── STORED DATA ──
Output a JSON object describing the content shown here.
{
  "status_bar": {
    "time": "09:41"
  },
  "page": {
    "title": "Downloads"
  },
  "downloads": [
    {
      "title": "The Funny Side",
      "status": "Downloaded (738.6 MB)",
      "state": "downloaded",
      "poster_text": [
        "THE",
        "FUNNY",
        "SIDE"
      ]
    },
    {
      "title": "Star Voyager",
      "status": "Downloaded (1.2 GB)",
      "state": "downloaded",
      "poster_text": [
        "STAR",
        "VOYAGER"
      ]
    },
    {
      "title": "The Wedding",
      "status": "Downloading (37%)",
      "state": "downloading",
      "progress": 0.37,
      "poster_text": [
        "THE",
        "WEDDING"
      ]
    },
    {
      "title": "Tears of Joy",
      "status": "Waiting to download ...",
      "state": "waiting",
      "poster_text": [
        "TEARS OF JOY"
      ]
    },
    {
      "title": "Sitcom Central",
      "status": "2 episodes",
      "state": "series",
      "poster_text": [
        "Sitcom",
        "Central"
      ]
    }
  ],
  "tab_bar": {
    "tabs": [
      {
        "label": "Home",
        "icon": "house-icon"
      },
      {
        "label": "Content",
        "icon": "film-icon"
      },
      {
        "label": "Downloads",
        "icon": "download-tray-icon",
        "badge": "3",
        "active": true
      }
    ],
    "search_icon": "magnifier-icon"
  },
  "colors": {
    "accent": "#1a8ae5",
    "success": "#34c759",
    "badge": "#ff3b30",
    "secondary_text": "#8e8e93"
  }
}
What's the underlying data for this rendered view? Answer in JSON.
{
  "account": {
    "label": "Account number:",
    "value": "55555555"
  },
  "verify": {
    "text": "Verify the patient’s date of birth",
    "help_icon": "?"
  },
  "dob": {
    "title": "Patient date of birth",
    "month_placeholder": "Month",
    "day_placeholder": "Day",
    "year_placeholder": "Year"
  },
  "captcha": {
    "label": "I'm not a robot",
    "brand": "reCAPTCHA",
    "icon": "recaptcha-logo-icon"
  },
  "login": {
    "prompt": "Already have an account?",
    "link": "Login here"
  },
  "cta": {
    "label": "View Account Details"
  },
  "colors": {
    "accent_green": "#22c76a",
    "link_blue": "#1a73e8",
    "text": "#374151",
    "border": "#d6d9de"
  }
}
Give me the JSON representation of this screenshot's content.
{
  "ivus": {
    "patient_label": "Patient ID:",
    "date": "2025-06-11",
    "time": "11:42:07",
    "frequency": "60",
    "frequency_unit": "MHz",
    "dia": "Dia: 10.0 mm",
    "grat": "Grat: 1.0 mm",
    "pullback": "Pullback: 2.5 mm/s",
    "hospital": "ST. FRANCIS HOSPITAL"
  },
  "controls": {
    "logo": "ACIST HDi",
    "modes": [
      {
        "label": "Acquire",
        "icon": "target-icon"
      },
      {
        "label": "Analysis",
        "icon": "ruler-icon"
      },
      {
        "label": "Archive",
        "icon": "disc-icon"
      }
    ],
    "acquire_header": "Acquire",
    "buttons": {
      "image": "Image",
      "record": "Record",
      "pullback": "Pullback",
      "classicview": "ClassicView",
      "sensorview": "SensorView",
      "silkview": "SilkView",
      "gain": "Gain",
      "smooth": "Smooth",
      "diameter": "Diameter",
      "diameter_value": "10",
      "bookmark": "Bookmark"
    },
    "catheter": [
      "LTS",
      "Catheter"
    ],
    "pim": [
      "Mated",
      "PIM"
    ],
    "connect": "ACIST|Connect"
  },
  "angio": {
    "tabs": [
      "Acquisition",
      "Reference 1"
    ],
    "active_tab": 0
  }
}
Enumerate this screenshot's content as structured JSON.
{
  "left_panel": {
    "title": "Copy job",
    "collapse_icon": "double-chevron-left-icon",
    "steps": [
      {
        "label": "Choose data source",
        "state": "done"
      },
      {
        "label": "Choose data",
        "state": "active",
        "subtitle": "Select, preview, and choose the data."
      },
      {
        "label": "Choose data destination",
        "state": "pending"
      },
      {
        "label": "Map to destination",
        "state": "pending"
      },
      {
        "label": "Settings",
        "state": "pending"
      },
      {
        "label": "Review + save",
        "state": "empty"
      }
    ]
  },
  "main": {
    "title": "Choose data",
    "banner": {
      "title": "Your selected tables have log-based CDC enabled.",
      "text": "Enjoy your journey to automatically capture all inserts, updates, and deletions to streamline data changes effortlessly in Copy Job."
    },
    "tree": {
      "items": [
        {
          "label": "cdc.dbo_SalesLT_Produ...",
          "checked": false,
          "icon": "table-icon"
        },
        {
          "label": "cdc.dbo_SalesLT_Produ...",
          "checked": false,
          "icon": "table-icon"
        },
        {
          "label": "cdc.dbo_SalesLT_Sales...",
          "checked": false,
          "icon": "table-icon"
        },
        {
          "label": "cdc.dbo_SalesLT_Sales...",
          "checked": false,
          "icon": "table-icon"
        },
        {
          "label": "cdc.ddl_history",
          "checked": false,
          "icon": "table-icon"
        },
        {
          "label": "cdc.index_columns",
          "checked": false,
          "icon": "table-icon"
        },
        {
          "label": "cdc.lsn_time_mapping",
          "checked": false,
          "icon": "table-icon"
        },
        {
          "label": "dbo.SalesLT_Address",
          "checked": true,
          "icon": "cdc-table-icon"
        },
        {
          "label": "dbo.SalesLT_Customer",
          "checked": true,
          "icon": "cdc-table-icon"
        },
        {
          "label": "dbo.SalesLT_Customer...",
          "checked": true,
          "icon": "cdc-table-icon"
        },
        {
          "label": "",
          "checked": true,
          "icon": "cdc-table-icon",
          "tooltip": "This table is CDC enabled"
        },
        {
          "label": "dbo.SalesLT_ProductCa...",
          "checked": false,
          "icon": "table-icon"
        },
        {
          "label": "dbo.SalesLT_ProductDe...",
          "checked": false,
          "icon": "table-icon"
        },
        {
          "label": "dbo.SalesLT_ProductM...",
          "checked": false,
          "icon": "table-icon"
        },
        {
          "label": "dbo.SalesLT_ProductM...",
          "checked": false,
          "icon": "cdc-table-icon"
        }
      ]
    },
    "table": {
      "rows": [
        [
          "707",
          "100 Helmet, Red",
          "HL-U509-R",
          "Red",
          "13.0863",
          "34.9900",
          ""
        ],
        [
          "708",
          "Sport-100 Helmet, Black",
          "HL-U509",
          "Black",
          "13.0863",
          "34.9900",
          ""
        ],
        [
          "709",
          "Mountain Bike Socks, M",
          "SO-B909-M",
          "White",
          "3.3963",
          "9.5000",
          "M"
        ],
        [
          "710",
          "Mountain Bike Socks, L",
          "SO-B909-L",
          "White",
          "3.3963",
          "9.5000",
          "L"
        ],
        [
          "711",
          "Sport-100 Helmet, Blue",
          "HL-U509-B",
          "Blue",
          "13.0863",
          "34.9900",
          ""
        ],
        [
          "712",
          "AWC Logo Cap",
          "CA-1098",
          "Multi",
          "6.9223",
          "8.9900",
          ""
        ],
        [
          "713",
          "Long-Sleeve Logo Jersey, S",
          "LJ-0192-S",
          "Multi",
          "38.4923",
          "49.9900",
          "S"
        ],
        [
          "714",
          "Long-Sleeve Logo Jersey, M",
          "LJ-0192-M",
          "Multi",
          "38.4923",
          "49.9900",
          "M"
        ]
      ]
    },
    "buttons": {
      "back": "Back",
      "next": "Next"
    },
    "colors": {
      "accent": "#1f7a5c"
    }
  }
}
───
**GIVEN REQUEST**
Across the material above, count every line holding "have" and write down only the number.

**TASK RESPONSE**
2